**WHAT IS BEING ASKED**.
Among the records below, find each line that includes the string "JSON" and copy it.

[Figure collection entries]
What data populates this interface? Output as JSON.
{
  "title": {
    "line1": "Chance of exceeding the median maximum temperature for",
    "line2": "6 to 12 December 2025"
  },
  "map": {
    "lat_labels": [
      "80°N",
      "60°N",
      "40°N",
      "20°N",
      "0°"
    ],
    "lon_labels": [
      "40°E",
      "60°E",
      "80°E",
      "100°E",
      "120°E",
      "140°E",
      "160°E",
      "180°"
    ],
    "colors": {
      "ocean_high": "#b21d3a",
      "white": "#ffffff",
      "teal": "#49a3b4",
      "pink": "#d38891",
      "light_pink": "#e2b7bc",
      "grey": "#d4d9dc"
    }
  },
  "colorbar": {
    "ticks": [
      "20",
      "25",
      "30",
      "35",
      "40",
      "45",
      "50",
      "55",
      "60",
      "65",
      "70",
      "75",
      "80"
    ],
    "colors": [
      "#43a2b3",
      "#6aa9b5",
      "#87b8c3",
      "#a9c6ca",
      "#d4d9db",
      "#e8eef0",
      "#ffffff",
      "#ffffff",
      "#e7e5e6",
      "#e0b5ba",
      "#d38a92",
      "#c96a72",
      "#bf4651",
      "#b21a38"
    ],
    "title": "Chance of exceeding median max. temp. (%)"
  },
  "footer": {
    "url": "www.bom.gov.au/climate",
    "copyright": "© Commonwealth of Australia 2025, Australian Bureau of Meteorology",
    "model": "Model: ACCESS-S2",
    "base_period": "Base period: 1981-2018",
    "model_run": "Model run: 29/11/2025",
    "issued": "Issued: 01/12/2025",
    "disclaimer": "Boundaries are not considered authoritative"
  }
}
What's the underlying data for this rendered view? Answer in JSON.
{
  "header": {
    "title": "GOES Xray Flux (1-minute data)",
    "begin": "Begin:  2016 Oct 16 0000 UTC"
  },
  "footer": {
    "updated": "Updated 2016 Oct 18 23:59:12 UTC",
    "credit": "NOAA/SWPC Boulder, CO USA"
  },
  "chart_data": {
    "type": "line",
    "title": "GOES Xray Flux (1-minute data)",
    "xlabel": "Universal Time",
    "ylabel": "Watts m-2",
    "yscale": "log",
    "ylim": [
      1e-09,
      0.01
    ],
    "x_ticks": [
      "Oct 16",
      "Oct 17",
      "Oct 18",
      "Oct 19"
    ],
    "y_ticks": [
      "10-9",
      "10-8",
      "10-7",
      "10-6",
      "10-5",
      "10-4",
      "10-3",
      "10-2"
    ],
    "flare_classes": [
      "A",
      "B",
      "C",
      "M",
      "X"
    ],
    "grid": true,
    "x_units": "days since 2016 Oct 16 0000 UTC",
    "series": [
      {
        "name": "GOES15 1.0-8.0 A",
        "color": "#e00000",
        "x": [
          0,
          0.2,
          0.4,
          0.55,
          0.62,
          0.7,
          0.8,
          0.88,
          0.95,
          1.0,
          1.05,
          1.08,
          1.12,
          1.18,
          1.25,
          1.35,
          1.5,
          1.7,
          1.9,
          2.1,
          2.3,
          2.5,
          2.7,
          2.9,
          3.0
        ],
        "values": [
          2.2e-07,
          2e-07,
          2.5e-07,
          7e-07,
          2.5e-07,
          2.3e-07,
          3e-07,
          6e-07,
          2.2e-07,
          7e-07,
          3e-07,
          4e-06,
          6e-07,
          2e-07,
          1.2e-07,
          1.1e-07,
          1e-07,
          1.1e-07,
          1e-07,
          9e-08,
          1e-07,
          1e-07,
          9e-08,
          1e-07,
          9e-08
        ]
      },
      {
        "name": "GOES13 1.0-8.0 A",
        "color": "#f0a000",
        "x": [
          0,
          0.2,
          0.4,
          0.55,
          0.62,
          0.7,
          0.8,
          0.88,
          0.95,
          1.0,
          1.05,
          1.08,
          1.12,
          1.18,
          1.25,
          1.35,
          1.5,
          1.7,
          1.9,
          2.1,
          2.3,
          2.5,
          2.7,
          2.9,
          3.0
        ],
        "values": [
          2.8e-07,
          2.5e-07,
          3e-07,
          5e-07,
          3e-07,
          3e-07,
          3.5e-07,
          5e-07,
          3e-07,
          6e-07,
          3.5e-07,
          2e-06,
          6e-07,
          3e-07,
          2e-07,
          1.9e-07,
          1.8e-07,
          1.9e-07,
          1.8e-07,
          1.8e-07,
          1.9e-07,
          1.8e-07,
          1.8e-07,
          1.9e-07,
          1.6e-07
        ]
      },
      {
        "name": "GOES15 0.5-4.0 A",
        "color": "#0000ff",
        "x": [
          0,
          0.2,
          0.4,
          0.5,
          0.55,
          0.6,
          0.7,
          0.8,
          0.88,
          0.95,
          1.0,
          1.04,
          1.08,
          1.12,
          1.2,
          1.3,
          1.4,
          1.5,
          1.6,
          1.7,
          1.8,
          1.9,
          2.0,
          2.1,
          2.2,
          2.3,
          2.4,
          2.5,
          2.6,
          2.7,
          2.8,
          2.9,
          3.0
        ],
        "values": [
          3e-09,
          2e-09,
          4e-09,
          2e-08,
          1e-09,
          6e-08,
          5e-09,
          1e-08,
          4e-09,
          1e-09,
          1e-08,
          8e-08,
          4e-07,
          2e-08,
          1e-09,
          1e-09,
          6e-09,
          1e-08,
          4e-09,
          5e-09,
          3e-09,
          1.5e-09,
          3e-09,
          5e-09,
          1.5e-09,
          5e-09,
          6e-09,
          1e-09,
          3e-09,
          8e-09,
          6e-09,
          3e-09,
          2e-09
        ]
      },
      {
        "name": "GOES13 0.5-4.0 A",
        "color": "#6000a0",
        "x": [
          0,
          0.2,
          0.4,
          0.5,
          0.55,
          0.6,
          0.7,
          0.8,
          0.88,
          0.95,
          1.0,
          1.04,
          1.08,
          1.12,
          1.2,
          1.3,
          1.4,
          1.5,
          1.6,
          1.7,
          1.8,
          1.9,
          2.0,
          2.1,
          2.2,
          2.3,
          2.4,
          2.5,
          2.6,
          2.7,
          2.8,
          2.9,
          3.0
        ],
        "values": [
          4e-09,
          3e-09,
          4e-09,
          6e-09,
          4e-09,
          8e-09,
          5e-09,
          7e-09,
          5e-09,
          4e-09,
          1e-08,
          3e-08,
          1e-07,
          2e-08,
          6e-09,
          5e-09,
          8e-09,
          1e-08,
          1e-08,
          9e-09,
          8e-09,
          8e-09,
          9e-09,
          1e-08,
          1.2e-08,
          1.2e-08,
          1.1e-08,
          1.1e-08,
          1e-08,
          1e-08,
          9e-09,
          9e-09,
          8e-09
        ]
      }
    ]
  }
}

**FINISHED TASK**.
What data populates this interface? Output as JSON.
What's the underlying data for this rendered view? Answer in JSON.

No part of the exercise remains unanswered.